(Entries taken from a collection)
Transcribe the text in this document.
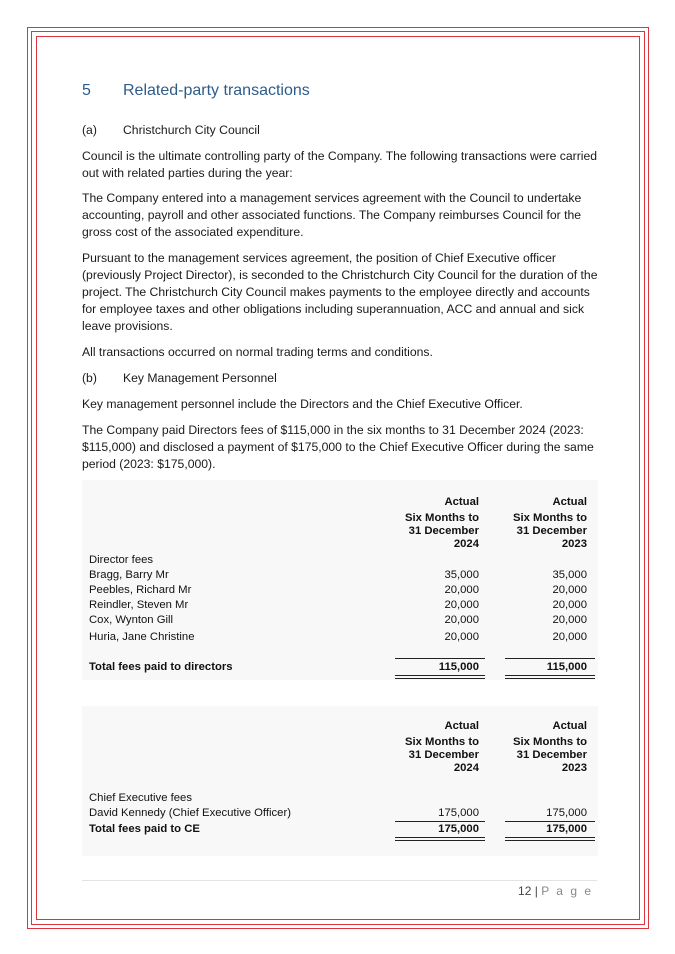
5 Related-party transactions
(a) Christchurch City Council

Council is the ultimate controlling party of the Company. The following transactions were carried out with related parties during the year:

The Company entered into a management services agreement with the Council to undertake accounting, payroll and other associated functions. The Company reimburses Council for the gross cost of the associated expenditure.

Pursuant to the management services agreement, the position of Chief Executive officer (previously Project Director), is seconded to the Christchurch City Council for the duration of the project. The Christchurch City Council makes payments to the employee directly and accounts for employee taxes and other obligations including superannuation, ACC and annual and sick leave provisions.

All transactions occurred on normal trading terms and conditions.

(b) Key Management Personnel

Key management personnel include the Directors and the Chief Executive Officer.

The Company paid Directors fees of $115,000 in the six months to 31 December 2024 (2023: $115,000) and disclosed a payment of $175,000 to the Chief Executive Officer during the same period (2023: $175,000).

Actual
Six Months to
31 December
2024
Actual
Six Months to
31 December
2023
Director fees
Bragg, Barry Mr	35,000	35,000
Peebles, Richard Mr	20,000	20,000
Reindler, Steven Mr	20,000	20,000
Cox, Wynton Gill	20,000	20,000
Huria, Jane Christine	20,000	20,000
Total fees paid to directors	115,000	115,000
Actual
Six Months to
31 December
2024
Actual
Six Months to
31 December
2023
Chief Executive fees
David Kennedy (Chief Executive Officer)	175,000	175,000
Total fees paid to CE	175,000	175,000
12 | P a g e
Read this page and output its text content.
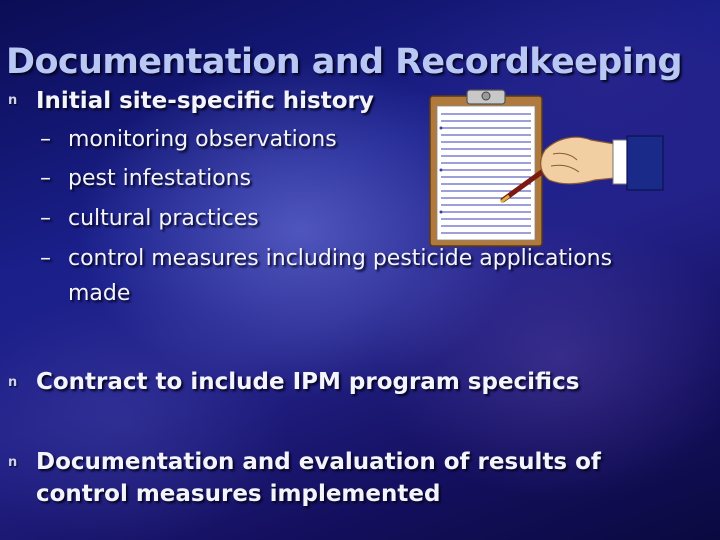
Documentation and Recordkeeping
n Initial site-specific history
– monitoring observations
– pest infestations
– cultural practices
– control measures including pesticide applications
made
n Contract to include IPM program specifics
n Documentation and evaluation of results of
control measures implemented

§ **Exercise instructions**
Using the records above, select and copy every line that has the word "Total".

§ **Result**
Total fees paid to directors	115,000	115,000
Total fees paid to CE	175,000	175,000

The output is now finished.